Input material:
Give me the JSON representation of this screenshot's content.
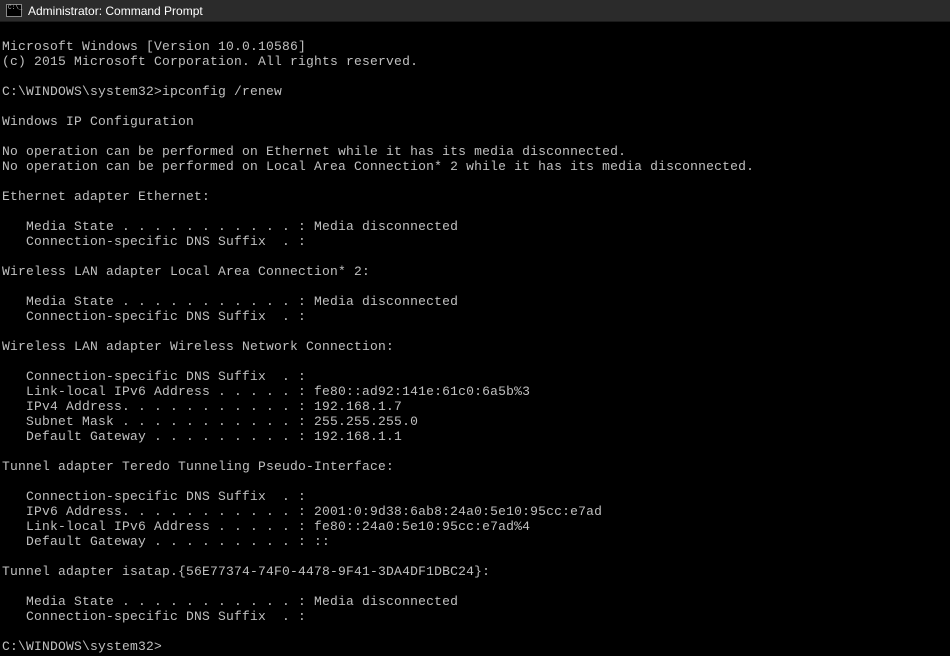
{
  "window": {
    "title": "Administrator: Command Prompt"
  },
  "lines": {
    "l0": "Microsoft Windows [Version 10.0.10586]",
    "l1": "(c) 2015 Microsoft Corporation. All rights reserved.",
    "l2": "",
    "l3": "C:\\WINDOWS\\system32>ipconfig /renew",
    "l4": "",
    "l5": "Windows IP Configuration",
    "l6": "",
    "l7": "No operation can be performed on Ethernet while it has its media disconnected.",
    "l8": "No operation can be performed on Local Area Connection* 2 while it has its media disconnected.",
    "l9": "",
    "l10": "Ethernet adapter Ethernet:",
    "l11": "",
    "l12": "   Media State . . . . . . . . . . . : Media disconnected",
    "l13": "   Connection-specific DNS Suffix  . :",
    "l14": "",
    "l15": "Wireless LAN adapter Local Area Connection* 2:",
    "l16": "",
    "l17": "   Media State . . . . . . . . . . . : Media disconnected",
    "l18": "   Connection-specific DNS Suffix  . :",
    "l19": "",
    "l20": "Wireless LAN adapter Wireless Network Connection:",
    "l21": "",
    "l22": "   Connection-specific DNS Suffix  . :",
    "l23": "   Link-local IPv6 Address . . . . . : fe80::ad92:141e:61c0:6a5b%3",
    "l24": "   IPv4 Address. . . . . . . . . . . : 192.168.1.7",
    "l25": "   Subnet Mask . . . . . . . . . . . : 255.255.255.0",
    "l26": "   Default Gateway . . . . . . . . . : 192.168.1.1",
    "l27": "",
    "l28": "Tunnel adapter Teredo Tunneling Pseudo-Interface:",
    "l29": "",
    "l30": "   Connection-specific DNS Suffix  . :",
    "l31": "   IPv6 Address. . . . . . . . . . . : 2001:0:9d38:6ab8:24a0:5e10:95cc:e7ad",
    "l32": "   Link-local IPv6 Address . . . . . : fe80::24a0:5e10:95cc:e7ad%4",
    "l33": "   Default Gateway . . . . . . . . . : ::",
    "l34": "",
    "l35": "Tunnel adapter isatap.{56E77374-74F0-4478-9F41-3DA4DF1DBC24}:",
    "l36": "",
    "l37": "   Media State . . . . . . . . . . . : Media disconnected",
    "l38": "   Connection-specific DNS Suffix  . :",
    "l39": "",
    "l40": "C:\\WINDOWS\\system32>"
  }
}
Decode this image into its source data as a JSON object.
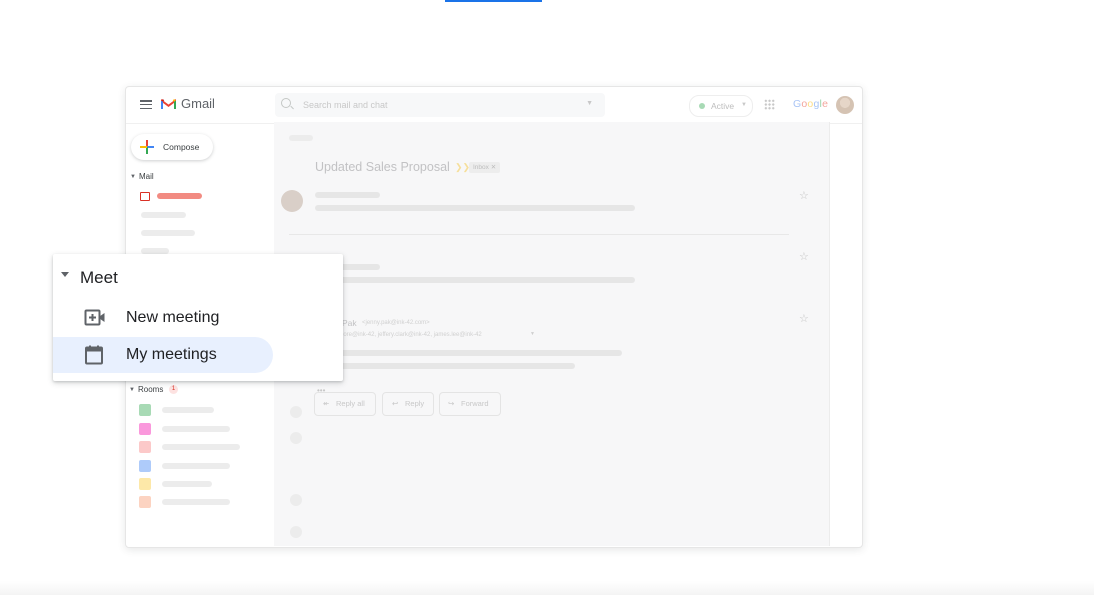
{
  "window": {
    "app_name": "Gmail",
    "search_placeholder": "Search mail and chat",
    "status_label": "Active",
    "google_wordmark": [
      "G",
      "o",
      "o",
      "g",
      "l",
      "e"
    ],
    "google_colors": [
      "#4285f4",
      "#ea4335",
      "#fbbc05",
      "#4285f4",
      "#34a853",
      "#ea4335"
    ]
  },
  "sidebar": {
    "compose_label": "Compose",
    "mail_section": "Mail",
    "rooms_section": "Rooms",
    "rooms_badge": "1",
    "room_colors": [
      "#a8dab5",
      "#fa98dc",
      "#fcc9c9",
      "#aecbfa",
      "#fde8a8",
      "#fcd3c1"
    ]
  },
  "message": {
    "subject": "Updated Sales Proposal",
    "label_chip": "Inbox ✕",
    "count": "9",
    "sender_name": "Pak",
    "sender_email": "<jenny.pak@ink-42.com>",
    "recipients": "...imore@ink-42, jeffery.clark@ink-42, james.lee@ink-42",
    "more": "•••",
    "actions": {
      "reply_all": "Reply all",
      "reply": "Reply",
      "forward": "Forward"
    }
  },
  "meet": {
    "title": "Meet",
    "items": [
      {
        "label": "New meeting",
        "icon": "video-plus-icon",
        "selected": false
      },
      {
        "label": "My meetings",
        "icon": "calendar-icon",
        "selected": true
      }
    ]
  },
  "colors": {
    "selected_bg": "#e8f0fe",
    "accent_blue": "#1a73e8",
    "inbox_red": "#d93025"
  }
}
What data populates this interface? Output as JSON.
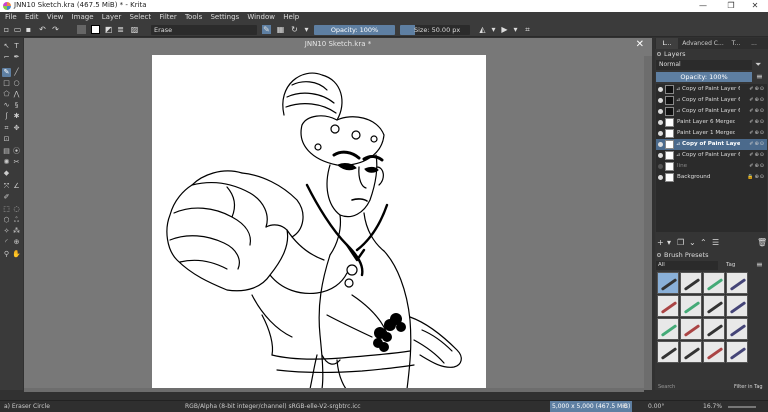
{
  "window": {
    "title": "JNN10 Sketch.kra (467.5 MiB)  * - Krita",
    "minimize": "—",
    "maximize": "❐",
    "close": "✕"
  },
  "menu": [
    "File",
    "Edit",
    "View",
    "Image",
    "Layer",
    "Select",
    "Filter",
    "Tools",
    "Settings",
    "Window",
    "Help"
  ],
  "toolbar": {
    "brush_preset": "Erase",
    "opacity_label": "Opacity:  100%",
    "opacity_value": 1.0,
    "size_label": "Size: 50.00 px",
    "size_fraction": 0.22,
    "accent_color": "#5e7fa2"
  },
  "canvas": {
    "document_title": "JNN10 Sketch.kra *",
    "close_icon": "✕"
  },
  "dock": {
    "tabs": [
      "L...",
      "Advanced C...",
      "T...",
      "..."
    ],
    "layers_title": "Layers",
    "blend_mode": "Normal",
    "layer_opacity": "Opacity:  100%",
    "layers": [
      {
        "name": "Copy of Paint Layer 6 ...",
        "thumb": "black",
        "selected": false
      },
      {
        "name": "Copy of Paint Layer 6 ...",
        "thumb": "black",
        "selected": false
      },
      {
        "name": "Copy of Paint Layer 6 ...",
        "thumb": "black",
        "selected": false
      },
      {
        "name": "Paint Layer 6 Merged",
        "thumb": "white",
        "selected": false
      },
      {
        "name": "Paint Layer 1 Merged",
        "thumb": "white",
        "selected": false
      },
      {
        "name": "Copy of Paint Layer ...",
        "thumb": "white",
        "selected": true
      },
      {
        "name": "Copy of Paint Layer 6 ...",
        "thumb": "white",
        "selected": false
      },
      {
        "name": "line",
        "thumb": "white",
        "selected": false,
        "dim": true
      },
      {
        "name": "Background",
        "thumb": "white",
        "selected": false
      }
    ],
    "brush_presets_title": "Brush Presets",
    "brush_filter": "All",
    "tag_label": "Tag",
    "search_placeholder": "Search",
    "filter_in_tag": "Filter in Tag"
  },
  "status": {
    "tool": "a) Eraser Circle",
    "color_space": "RGB/Alpha (8-bit integer/channel)  sRGB-elle-V2-srgbtrc.icc",
    "memory": "5,000 x 5,000 (467.5 MiB)",
    "rotation": "0.00°",
    "zoom": "16.7%"
  }
}
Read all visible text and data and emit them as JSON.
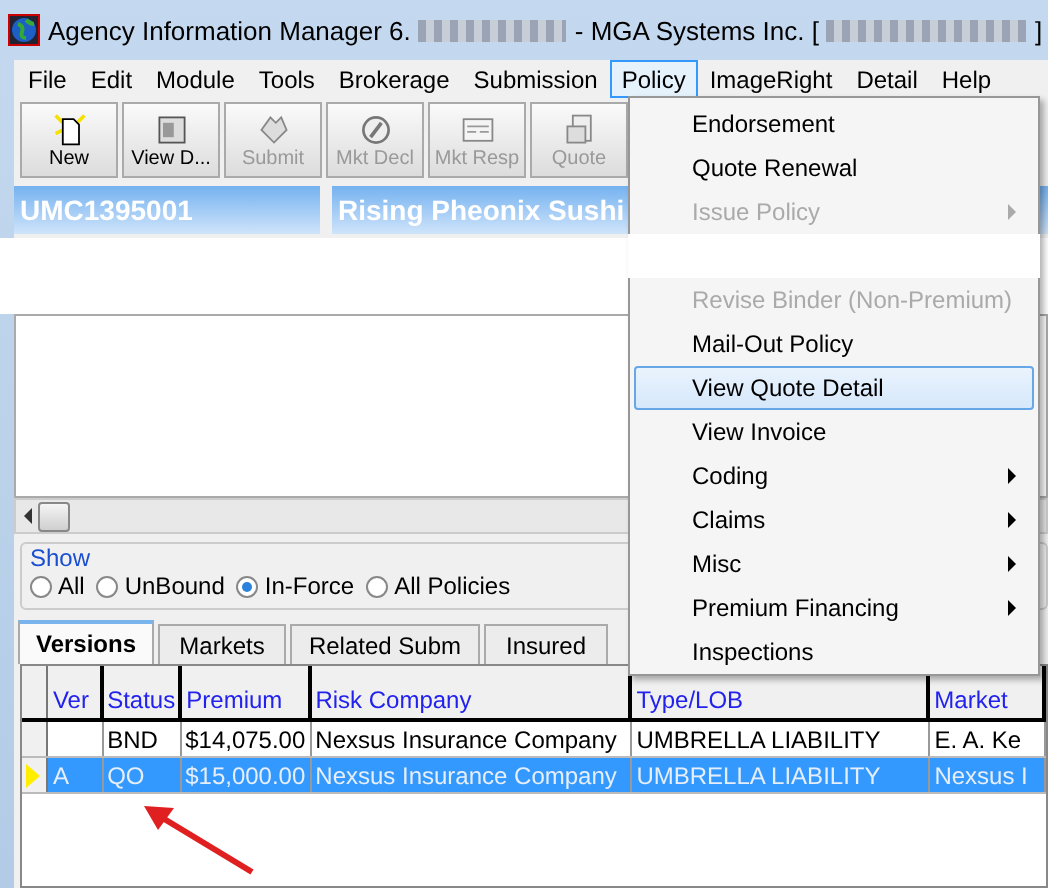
{
  "window": {
    "title_parts": [
      "Agency Information Manager 6.",
      "- MGA Systems Inc. [",
      "]"
    ]
  },
  "menubar": [
    {
      "label": "File",
      "selected": false
    },
    {
      "label": "Edit",
      "selected": false
    },
    {
      "label": "Module",
      "selected": false
    },
    {
      "label": "Tools",
      "selected": false
    },
    {
      "label": "Brokerage",
      "selected": false
    },
    {
      "label": "Submission",
      "selected": false
    },
    {
      "label": "Policy",
      "selected": true
    },
    {
      "label": "ImageRight",
      "selected": false
    },
    {
      "label": "Detail",
      "selected": false
    },
    {
      "label": "Help",
      "selected": false
    }
  ],
  "toolbar": [
    {
      "label": "New",
      "disabled": false
    },
    {
      "label": "View D...",
      "disabled": false
    },
    {
      "label": "Submit",
      "disabled": true
    },
    {
      "label": "Mkt Decl",
      "disabled": true
    },
    {
      "label": "Mkt Resp",
      "disabled": true
    },
    {
      "label": "Quote",
      "disabled": true
    }
  ],
  "header": {
    "policy_number": "UMC1395001",
    "insured_name": "Rising Pheonix Sushi"
  },
  "show": {
    "label": "Show",
    "options": [
      {
        "label": "All",
        "selected": false
      },
      {
        "label": "UnBound",
        "selected": false
      },
      {
        "label": "In-Force",
        "selected": true
      },
      {
        "label": "All Policies",
        "selected": false
      }
    ]
  },
  "tabs": [
    {
      "label": "Versions",
      "selected": true
    },
    {
      "label": "Markets",
      "selected": false
    },
    {
      "label": "Related Subm",
      "selected": false
    },
    {
      "label": "Insured",
      "selected": false
    }
  ],
  "grid": {
    "columns": [
      "Ver",
      "Status",
      "Premium",
      "Risk Company",
      "Type/LOB",
      "Market"
    ],
    "rows": [
      {
        "selected": false,
        "current": false,
        "cells": [
          "",
          "BND",
          "$14,075.00",
          "Nexsus Insurance Company",
          "UMBRELLA LIABILITY",
          "E. A. Ke"
        ]
      },
      {
        "selected": true,
        "current": true,
        "cells": [
          "A",
          "QO",
          "$15,000.00",
          "Nexsus Insurance Company",
          "UMBRELLA LIABILITY",
          "Nexsus I"
        ]
      }
    ]
  },
  "policy_menu": [
    {
      "label": "Endorsement",
      "disabled": false,
      "submenu": false,
      "highlighted": false
    },
    {
      "label": "Quote Renewal",
      "disabled": false,
      "submenu": false,
      "highlighted": false
    },
    {
      "label": "Issue Policy",
      "disabled": true,
      "submenu": true,
      "highlighted": false
    },
    {
      "label": "Revise Binder (Non-Premium)",
      "disabled": true,
      "submenu": false,
      "highlighted": false
    },
    {
      "label": "Mail-Out Policy",
      "disabled": false,
      "submenu": false,
      "highlighted": false
    },
    {
      "label": "View Quote Detail",
      "disabled": false,
      "submenu": false,
      "highlighted": true
    },
    {
      "label": "View Invoice",
      "disabled": false,
      "submenu": false,
      "highlighted": false
    },
    {
      "label": "Coding",
      "disabled": false,
      "submenu": true,
      "highlighted": false
    },
    {
      "label": "Claims",
      "disabled": false,
      "submenu": true,
      "highlighted": false
    },
    {
      "label": "Misc",
      "disabled": false,
      "submenu": true,
      "highlighted": false
    },
    {
      "label": "Premium Financing",
      "disabled": false,
      "submenu": true,
      "highlighted": false
    },
    {
      "label": "Inspections",
      "disabled": false,
      "submenu": false,
      "highlighted": false
    }
  ]
}
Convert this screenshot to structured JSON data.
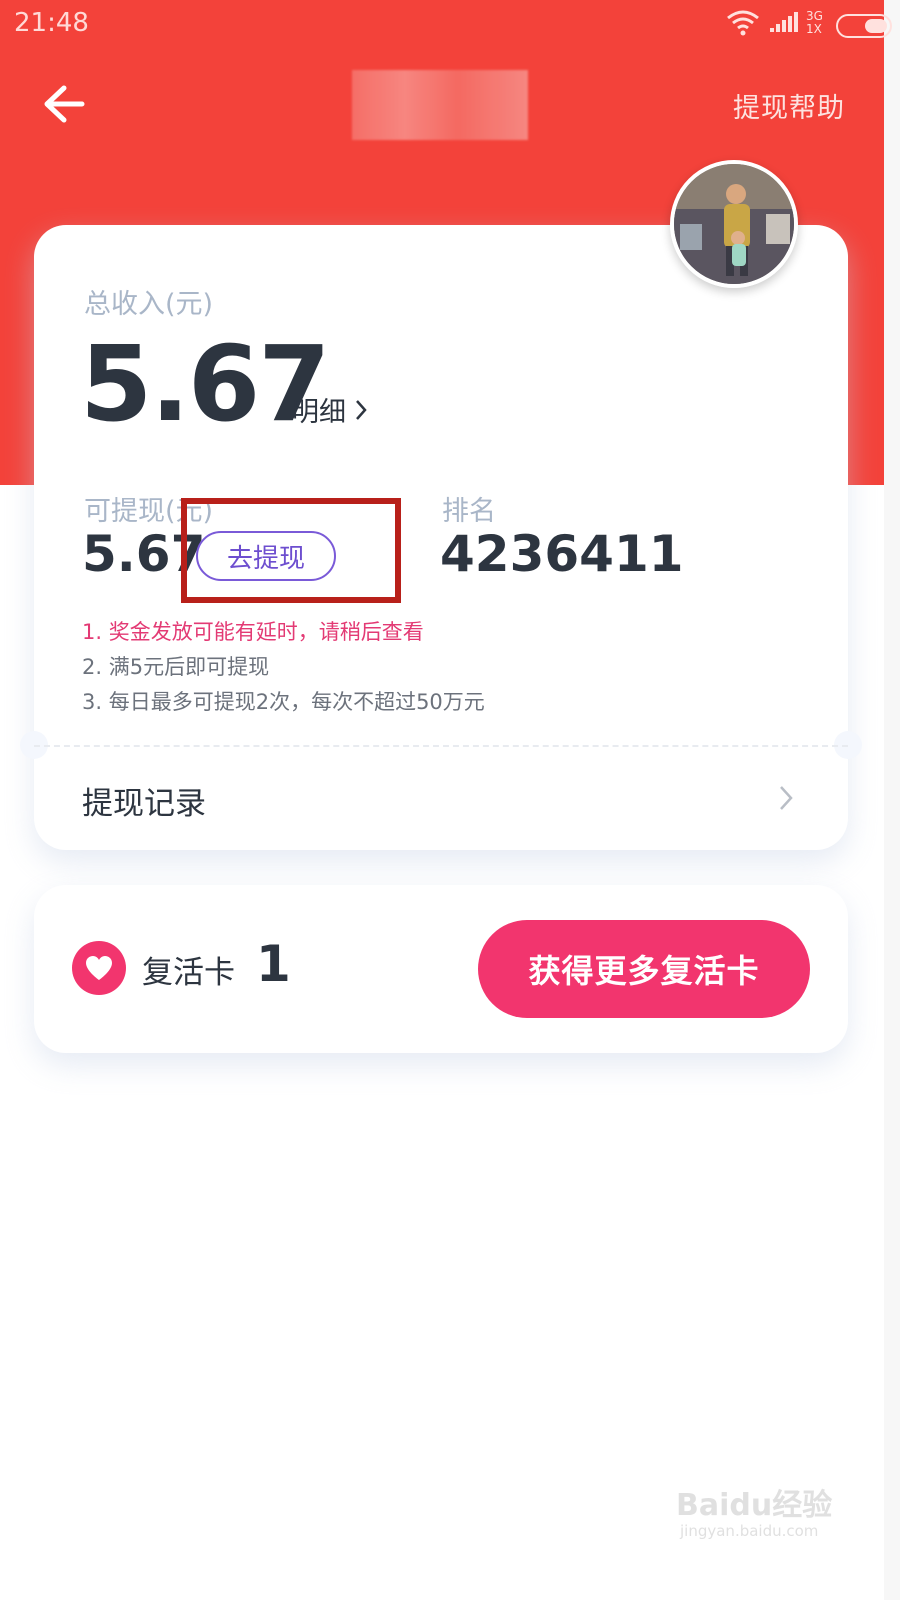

Given request:
Extract every line of the records above that contains the word "Connection".

Written reply:
    "l8": "No operation can be performed on Local Area Connection* 2 while it has its media disconnected.",
    "l13": "   Connection-specific DNS Suffix  . :",
    "l15": "Wireless LAN adapter Local Area Connection* 2:",
    "l18": "   Connection-specific DNS Suffix  . :",
    "l20": "Wireless LAN adapter Wireless Network Connection:",
    "l22": "   Connection-specific DNS Suffix  . :",
    "l30": "   Connection-specific DNS Suffix  . :",
    "l38": "   Connection-specific DNS Suffix  . :",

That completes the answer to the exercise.